== Input material ==
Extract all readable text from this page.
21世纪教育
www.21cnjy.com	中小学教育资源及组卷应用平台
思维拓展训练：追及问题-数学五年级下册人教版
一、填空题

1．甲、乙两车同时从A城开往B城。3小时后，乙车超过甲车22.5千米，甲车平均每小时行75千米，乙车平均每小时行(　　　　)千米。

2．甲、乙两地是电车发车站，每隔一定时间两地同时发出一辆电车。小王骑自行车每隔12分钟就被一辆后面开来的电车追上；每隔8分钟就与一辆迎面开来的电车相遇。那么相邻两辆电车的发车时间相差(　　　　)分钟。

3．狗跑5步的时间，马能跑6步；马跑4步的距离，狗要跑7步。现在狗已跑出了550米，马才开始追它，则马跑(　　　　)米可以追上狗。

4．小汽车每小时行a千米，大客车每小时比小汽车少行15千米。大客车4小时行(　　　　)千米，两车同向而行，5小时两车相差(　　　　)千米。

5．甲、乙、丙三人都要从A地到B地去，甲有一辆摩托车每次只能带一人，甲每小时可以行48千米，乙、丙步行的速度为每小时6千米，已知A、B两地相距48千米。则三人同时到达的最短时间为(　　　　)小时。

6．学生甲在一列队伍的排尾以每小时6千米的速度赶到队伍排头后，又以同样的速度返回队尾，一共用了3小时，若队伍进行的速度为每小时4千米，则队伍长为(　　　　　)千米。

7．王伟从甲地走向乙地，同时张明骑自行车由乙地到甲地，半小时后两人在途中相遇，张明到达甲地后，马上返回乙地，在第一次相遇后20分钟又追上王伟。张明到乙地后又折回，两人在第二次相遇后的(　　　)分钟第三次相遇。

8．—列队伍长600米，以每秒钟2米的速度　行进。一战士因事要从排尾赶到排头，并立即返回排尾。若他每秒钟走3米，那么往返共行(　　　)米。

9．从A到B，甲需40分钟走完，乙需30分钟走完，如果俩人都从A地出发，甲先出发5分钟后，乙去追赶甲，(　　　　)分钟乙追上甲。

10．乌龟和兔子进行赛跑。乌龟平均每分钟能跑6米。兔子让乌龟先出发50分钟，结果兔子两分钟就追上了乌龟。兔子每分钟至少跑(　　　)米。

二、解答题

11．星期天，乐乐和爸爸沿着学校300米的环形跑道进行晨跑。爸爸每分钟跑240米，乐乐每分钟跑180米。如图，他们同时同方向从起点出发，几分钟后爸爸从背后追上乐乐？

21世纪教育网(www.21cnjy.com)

== Required work ==
Reproduce each record shown above without altering a single word.

== Answer for the task ==
Extract all readable text from this page.
21世纪教育
www.21cnjy.com	中小学教育资源及组卷应用平台
思维拓展训练：追及问题-数学五年级下册人教版
一、填空题

1．甲、乙两车同时从A城开往B城。3小时后，乙车超过甲车22.5千米，甲车平均每小时行75千米，乙车平均每小时行(　　　　)千米。

2．甲、乙两地是电车发车站，每隔一定时间两地同时发出一辆电车。小王骑自行车每隔12分钟就被一辆后面开来的电车追上；每隔8分钟就与一辆迎面开来的电车相遇。那么相邻两辆电车的发车时间相差(　　　　)分钟。

3．狗跑5步的时间，马能跑6步；马跑4步的距离，狗要跑7步。现在狗已跑出了550米，马才开始追它，则马跑(　　　　)米可以追上狗。

4．小汽车每小时行a千米，大客车每小时比小汽车少行15千米。大客车4小时行(　　　　)千米，两车同向而行，5小时两车相差(　　　　)千米。

5．甲、乙、丙三人都要从A地到B地去，甲有一辆摩托车每次只能带一人，甲每小时可以行48千米，乙、丙步行的速度为每小时6千米，已知A、B两地相距48千米。则三人同时到达的最短时间为(　　　　)小时。

6．学生甲在一列队伍的排尾以每小时6千米的速度赶到队伍排头后，又以同样的速度返回队尾，一共用了3小时，若队伍进行的速度为每小时4千米，则队伍长为(　　　　　)千米。

7．王伟从甲地走向乙地，同时张明骑自行车由乙地到甲地，半小时后两人在途中相遇，张明到达甲地后，马上返回乙地，在第一次相遇后20分钟又追上王伟。张明到乙地后又折回，两人在第二次相遇后的(　　　)分钟第三次相遇。

8．—列队伍长600米，以每秒钟2米的速度　行进。一战士因事要从排尾赶到排头，并立即返回排尾。若他每秒钟走3米，那么往返共行(　　　)米。

9．从A到B，甲需40分钟走完，乙需30分钟走完，如果俩人都从A地出发，甲先出发5分钟后，乙去追赶甲，(　　　　)分钟乙追上甲。

10．乌龟和兔子进行赛跑。乌龟平均每分钟能跑6米。兔子让乌龟先出发50分钟，结果兔子两分钟就追上了乌龟。兔子每分钟至少跑(　　　)米。

二、解答题

11．星期天，乐乐和爸爸沿着学校300米的环形跑道进行晨跑。爸爸每分钟跑240米，乐乐每分钟跑180米。如图，他们同时同方向从起点出发，几分钟后爸爸从背后追上乐乐？

21世纪教育网(www.21cnjy.com)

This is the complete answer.